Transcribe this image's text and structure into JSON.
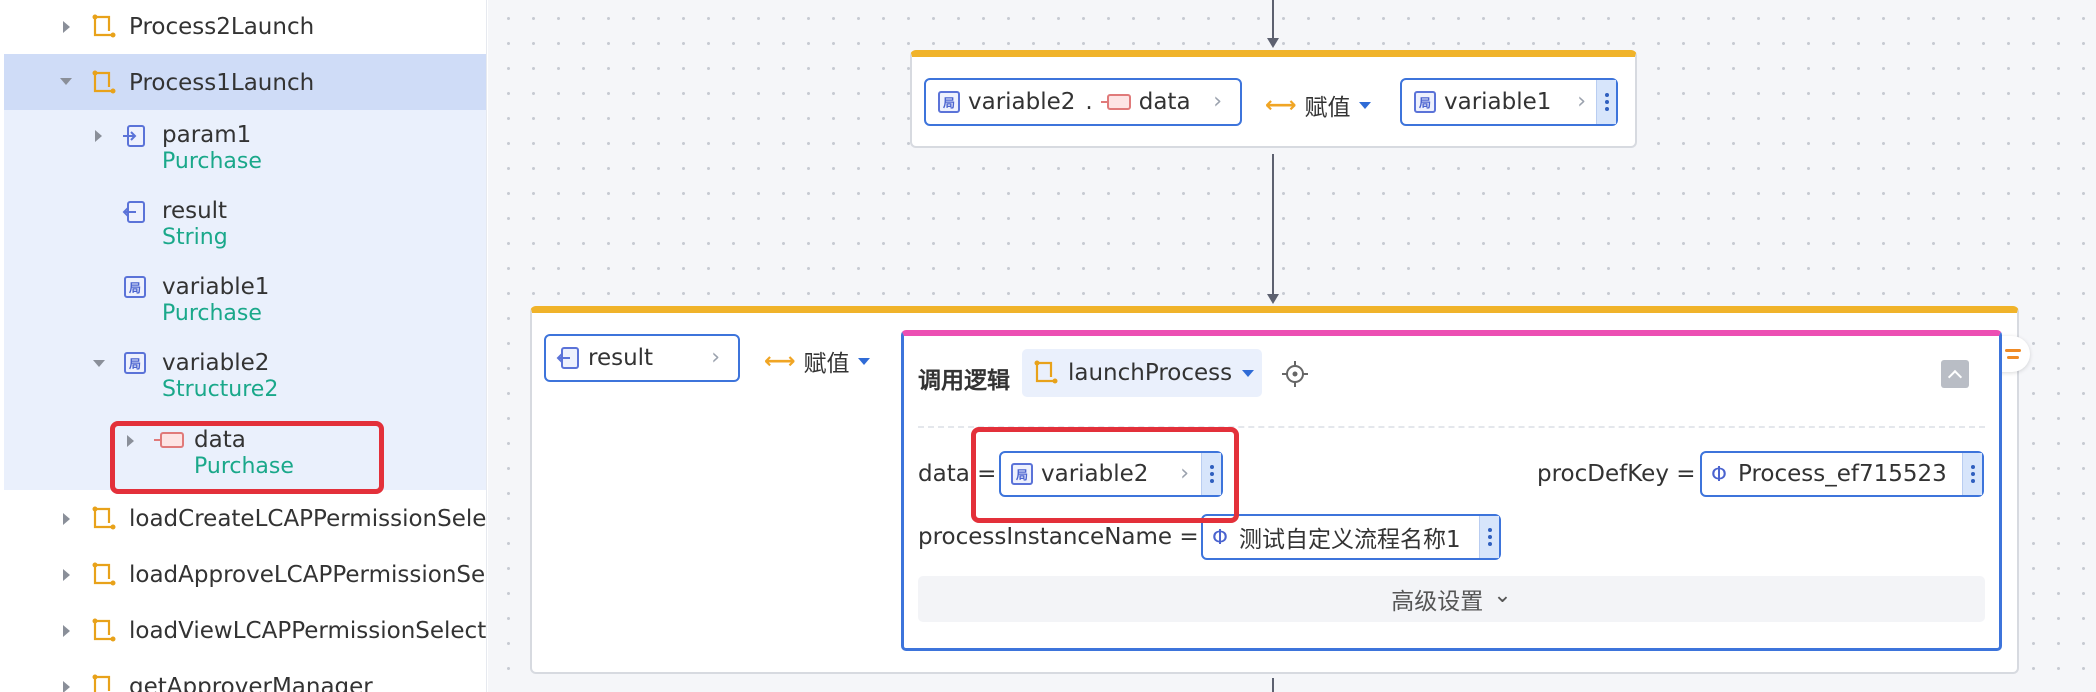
{
  "sidebar": {
    "items": [
      {
        "label": "Process2Launch"
      },
      {
        "label": "Process1Launch"
      },
      {
        "label": "param1",
        "type": "Purchase"
      },
      {
        "label": "result",
        "type": "String"
      },
      {
        "label": "variable1",
        "type": "Purchase"
      },
      {
        "label": "variable2",
        "type": "Structure2"
      },
      {
        "label": "data",
        "type": "Purchase"
      },
      {
        "label": "loadCreateLCAPPermissionSelec"
      },
      {
        "label": "loadApproveLCAPPermissionSel"
      },
      {
        "label": "loadViewLCAPPermissionSelect"
      },
      {
        "label": "getApproverManager"
      }
    ]
  },
  "node1": {
    "left_pill": {
      "icon_text": "局",
      "var": "variable2",
      "sep": ".",
      "field": "data"
    },
    "assign_label": "赋值",
    "right_pill": {
      "icon_text": "局",
      "var": "variable1"
    }
  },
  "node2": {
    "left_pill": {
      "var": "result"
    },
    "assign_label": "赋值",
    "panel": {
      "title": "调用逻辑",
      "logic_name": "launchProcess",
      "params": {
        "data_label": "data =",
        "data_value": "variable2",
        "data_icon": "局",
        "procdef_label": "procDefKey =",
        "procdef_value": "Process_ef715523",
        "procdef_icon": "Φ",
        "instance_label": "processInstanceName =",
        "instance_value": "测试自定义流程名称1",
        "instance_icon": "Φ"
      },
      "advanced_label": "高级设置",
      "advanced_chevron": "⌄"
    }
  },
  "icons": {
    "chevron": "›",
    "double_arrow": "⟷",
    "collapse": "collapse-icon",
    "locate": "crosshair-icon",
    "side_tab": "menu-lines-icon"
  },
  "colors": {
    "accent": "#3d74db",
    "node_top": "#f0b32a",
    "call_top": "#ec4fb3",
    "type_text": "#1aa88a",
    "highlight": "#e3303a",
    "selected_row": "#cfdcf7"
  }
}
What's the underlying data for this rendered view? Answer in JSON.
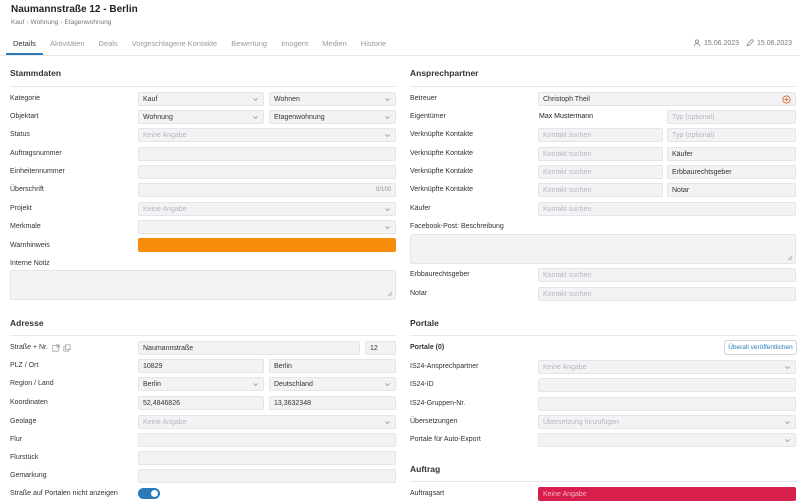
{
  "header": {
    "title": "Naumannstraße 12 - Berlin",
    "breadcrumb": [
      "Kauf",
      "Wohnung",
      "Etagenwohnung"
    ],
    "tabs": [
      "Details",
      "Aktivitäten",
      "Deals",
      "Vorgeschlagene Kontakte",
      "Bewertung",
      "Imogent",
      "Medien",
      "Historie"
    ],
    "active_tab": "Details",
    "created_date": "15.06.2023",
    "edited_date": "15.06.2023",
    "created_icon": "user-icon",
    "edited_icon": "pencil-icon"
  },
  "stammdaten": {
    "title": "Stammdaten",
    "kategorie": {
      "label": "Kategorie",
      "value1": "Kauf",
      "value2": "Wohnen"
    },
    "objektart": {
      "label": "Objektart",
      "value1": "Wohnung",
      "value2": "Etagenwohnung"
    },
    "status": {
      "label": "Status",
      "placeholder": "Keine Angabe"
    },
    "auftragsnummer": {
      "label": "Auftragsnummer",
      "value": ""
    },
    "einheitennummer": {
      "label": "Einheitennummer",
      "value": ""
    },
    "ueberschrift": {
      "label": "Überschrift",
      "counter": "0/100"
    },
    "projekt": {
      "label": "Projekt",
      "placeholder": "Keine Angabe"
    },
    "merkmale": {
      "label": "Merkmale",
      "value": ""
    },
    "warnhinweis": {
      "label": "Warnhinweis",
      "color": "#f78c0a"
    },
    "interne_notiz": {
      "label": "Interne Notiz",
      "value": ""
    }
  },
  "adresse": {
    "title": "Adresse",
    "strasse": {
      "label": "Straße + Nr.",
      "street": "Naumannstraße",
      "number": "12"
    },
    "plz_ort": {
      "label": "PLZ / Ort",
      "plz": "10829",
      "ort": "Berlin"
    },
    "region_land": {
      "label": "Region / Land",
      "region": "Berlin",
      "land": "Deutschland"
    },
    "koordinaten": {
      "label": "Koordinaten",
      "lat": "52,4846826",
      "lng": "13,3632348"
    },
    "geolage": {
      "label": "Geolage",
      "placeholder": "Keine Angabe"
    },
    "flur": {
      "label": "Flur",
      "value": ""
    },
    "flurstueck": {
      "label": "Flurstück",
      "value": ""
    },
    "gemarkung": {
      "label": "Gemarkung",
      "value": ""
    },
    "strasse_portale": {
      "label": "Straße auf Portalen nicht anzeigen",
      "enabled": true
    }
  },
  "ansprechpartner": {
    "title": "Ansprechpartner",
    "betreuer": {
      "label": "Betreuer",
      "value": "Christoph Theil"
    },
    "eigentuemer": {
      "label": "Eigentümer",
      "value": "Max Mustermann",
      "type_placeholder": "Typ (optional)"
    },
    "verknuepfte": [
      {
        "label": "Verknüpfte Kontakte",
        "placeholder": "Kontakt suchen",
        "type": "",
        "type_placeholder": "Typ (optional)"
      },
      {
        "label": "Verknüpfte Kontakte",
        "placeholder": "Kontakt suchen",
        "type": "Käufer",
        "type_placeholder": ""
      },
      {
        "label": "Verknüpfte Kontakte",
        "placeholder": "Kontakt suchen",
        "type": "Erbbaurechtsgeber",
        "type_placeholder": ""
      },
      {
        "label": "Verknüpfte Kontakte",
        "placeholder": "Kontakt suchen",
        "type": "Notar",
        "type_placeholder": ""
      }
    ],
    "kaeufer": {
      "label": "Käufer",
      "placeholder": "Kontakt suchen"
    },
    "facebook": {
      "label": "Facebook-Post: Beschreibung",
      "value": ""
    },
    "erbbaurechtsgeber": {
      "label": "Erbbaurechtsgeber",
      "placeholder": "Kontakt suchen"
    },
    "notar": {
      "label": "Notar",
      "placeholder": "Kontakt suchen"
    }
  },
  "portale": {
    "title": "Portale",
    "count_label": "Portale (0)",
    "publish_button": "Überall veröffentlichen",
    "is24_ansprechpartner": {
      "label": "IS24-Ansprechpartner",
      "placeholder": "Keine Angabe"
    },
    "is24_id": {
      "label": "IS24-ID",
      "value": ""
    },
    "is24_gruppen": {
      "label": "IS24-Gruppen-Nr.",
      "value": ""
    },
    "uebersetzungen": {
      "label": "Übersetzungen",
      "placeholder": "Übersetzung hinzufügen"
    },
    "auto_export": {
      "label": "Portale für Auto-Export",
      "value": ""
    }
  },
  "auftrag": {
    "title": "Auftrag",
    "auftragsart": {
      "label": "Auftragsart",
      "placeholder": "Keine Angabe",
      "color": "#d81e4b"
    }
  }
}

REQUEST =
Copy each line above precisely, dropping the pictures.

THE RESPONSE =
Transcribe this image's text and structure into JSON.
{
  "sidebar": {
    "items": [
      {
        "label": "Process2Launch"
      },
      {
        "label": "Process1Launch"
      },
      {
        "label": "param1",
        "type": "Purchase"
      },
      {
        "label": "result",
        "type": "String"
      },
      {
        "label": "variable1",
        "type": "Purchase"
      },
      {
        "label": "variable2",
        "type": "Structure2"
      },
      {
        "label": "data",
        "type": "Purchase"
      },
      {
        "label": "loadCreateLCAPPermissionSelec"
      },
      {
        "label": "loadApproveLCAPPermissionSel"
      },
      {
        "label": "loadViewLCAPPermissionSelect"
      },
      {
        "label": "getApproverManager"
      }
    ]
  },
  "node1": {
    "left_pill": {
      "icon_text": "局",
      "var": "variable2",
      "sep": ".",
      "field": "data"
    },
    "assign_label": "赋值",
    "right_pill": {
      "icon_text": "局",
      "var": "variable1"
    }
  },
  "node2": {
    "left_pill": {
      "var": "result"
    },
    "assign_label": "赋值",
    "panel": {
      "title": "调用逻辑",
      "logic_name": "launchProcess",
      "params": {
        "data_label": "data =",
        "data_value": "variable2",
        "data_icon": "局",
        "procdef_label": "procDefKey =",
        "procdef_value": "Process_ef715523",
        "procdef_icon": "Φ",
        "instance_label": "processInstanceName =",
        "instance_value": "测试自定义流程名称1",
        "instance_icon": "Φ"
      },
      "advanced_label": "高级设置",
      "advanced_chevron": "⌄"
    }
  },
  "icons": {
    "chevron": "›",
    "double_arrow": "⟷",
    "collapse": "collapse-icon",
    "locate": "crosshair-icon",
    "side_tab": "menu-lines-icon"
  },
  "colors": {
    "accent": "#3d74db",
    "node_top": "#f0b32a",
    "call_top": "#ec4fb3",
    "type_text": "#1aa88a",
    "highlight": "#e3303a",
    "selected_row": "#cfdcf7"
  }
}
What's the underlying data for this rendered view? Answer in JSON.
{
  "header": {
    "title": "Naumannstraße 12 - Berlin",
    "breadcrumb": [
      "Kauf",
      "Wohnung",
      "Etagenwohnung"
    ],
    "tabs": [
      "Details",
      "Aktivitäten",
      "Deals",
      "Vorgeschlagene Kontakte",
      "Bewertung",
      "Imogent",
      "Medien",
      "Historie"
    ],
    "active_tab": "Details",
    "created_date": "15.06.2023",
    "edited_date": "15.06.2023",
    "created_icon": "user-icon",
    "edited_icon": "pencil-icon"
  },
  "stammdaten": {
    "title": "Stammdaten",
    "kategorie": {
      "label": "Kategorie",
      "value1": "Kauf",
      "value2": "Wohnen"
    },
    "objektart": {
      "label": "Objektart",
      "value1": "Wohnung",
      "value2": "Etagenwohnung"
    },
    "status": {
      "label": "Status",
      "placeholder": "Keine Angabe"
    },
    "auftragsnummer": {
      "label": "Auftragsnummer",
      "value": ""
    },
    "einheitennummer": {
      "label": "Einheitennummer",
      "value": ""
    },
    "ueberschrift": {
      "label": "Überschrift",
      "counter": "0/100"
    },
    "projekt": {
      "label": "Projekt",
      "placeholder": "Keine Angabe"
    },
    "merkmale": {
      "label": "Merkmale",
      "value": ""
    },
    "warnhinweis": {
      "label": "Warnhinweis",
      "color": "#f78c0a"
    },
    "interne_notiz": {
      "label": "Interne Notiz",
      "value": ""
    }
  },
  "adresse": {
    "title": "Adresse",
    "strasse": {
      "label": "Straße + Nr.",
      "street": "Naumannstraße",
      "number": "12"
    },
    "plz_ort": {
      "label": "PLZ / Ort",
      "plz": "10829",
      "ort": "Berlin"
    },
    "region_land": {
      "label": "Region / Land",
      "region": "Berlin",
      "land": "Deutschland"
    },
    "koordinaten": {
      "label": "Koordinaten",
      "lat": "52,4846826",
      "lng": "13,3632348"
    },
    "geolage": {
      "label": "Geolage",
      "placeholder": "Keine Angabe"
    },
    "flur": {
      "label": "Flur",
      "value": ""
    },
    "flurstueck": {
      "label": "Flurstück",
      "value": ""
    },
    "gemarkung": {
      "label": "Gemarkung",
      "value": ""
    },
    "strasse_portale": {
      "label": "Straße auf Portalen nicht anzeigen",
      "enabled": true
    }
  },
  "ansprechpartner": {
    "title": "Ansprechpartner",
    "betreuer": {
      "label": "Betreuer",
      "value": "Christoph Theil"
    },
    "eigentuemer": {
      "label": "Eigentümer",
      "value": "Max Mustermann",
      "type_placeholder": "Typ (optional)"
    },
    "verknuepfte": [
      {
        "label": "Verknüpfte Kontakte",
        "placeholder": "Kontakt suchen",
        "type": "",
        "type_placeholder": "Typ (optional)"
      },
      {
        "label": "Verknüpfte Kontakte",
        "placeholder": "Kontakt suchen",
        "type": "Käufer",
        "type_placeholder": ""
      },
      {
        "label": "Verknüpfte Kontakte",
        "placeholder": "Kontakt suchen",
        "type": "Erbbaurechtsgeber",
        "type_placeholder": ""
      },
      {
        "label": "Verknüpfte Kontakte",
        "placeholder": "Kontakt suchen",
        "type": "Notar",
        "type_placeholder": ""
      }
    ],
    "kaeufer": {
      "label": "Käufer",
      "placeholder": "Kontakt suchen"
    },
    "facebook": {
      "label": "Facebook-Post: Beschreibung",
      "value": ""
    },
    "erbbaurechtsgeber": {
      "label": "Erbbaurechtsgeber",
      "placeholder": "Kontakt suchen"
    },
    "notar": {
      "label": "Notar",
      "placeholder": "Kontakt suchen"
    }
  },
  "portale": {
    "title": "Portale",
    "count_label": "Portale (0)",
    "publish_button": "Überall veröffentlichen",
    "is24_ansprechpartner": {
      "label": "IS24-Ansprechpartner",
      "placeholder": "Keine Angabe"
    },
    "is24_id": {
      "label": "IS24-ID",
      "value": ""
    },
    "is24_gruppen": {
      "label": "IS24-Gruppen-Nr.",
      "value": ""
    },
    "uebersetzungen": {
      "label": "Übersetzungen",
      "placeholder": "Übersetzung hinzufügen"
    },
    "auto_export": {
      "label": "Portale für Auto-Export",
      "value": ""
    }
  },
  "auftrag": {
    "title": "Auftrag",
    "auftragsart": {
      "label": "Auftragsart",
      "placeholder": "Keine Angabe",
      "color": "#d81e4b"
    }
  }
}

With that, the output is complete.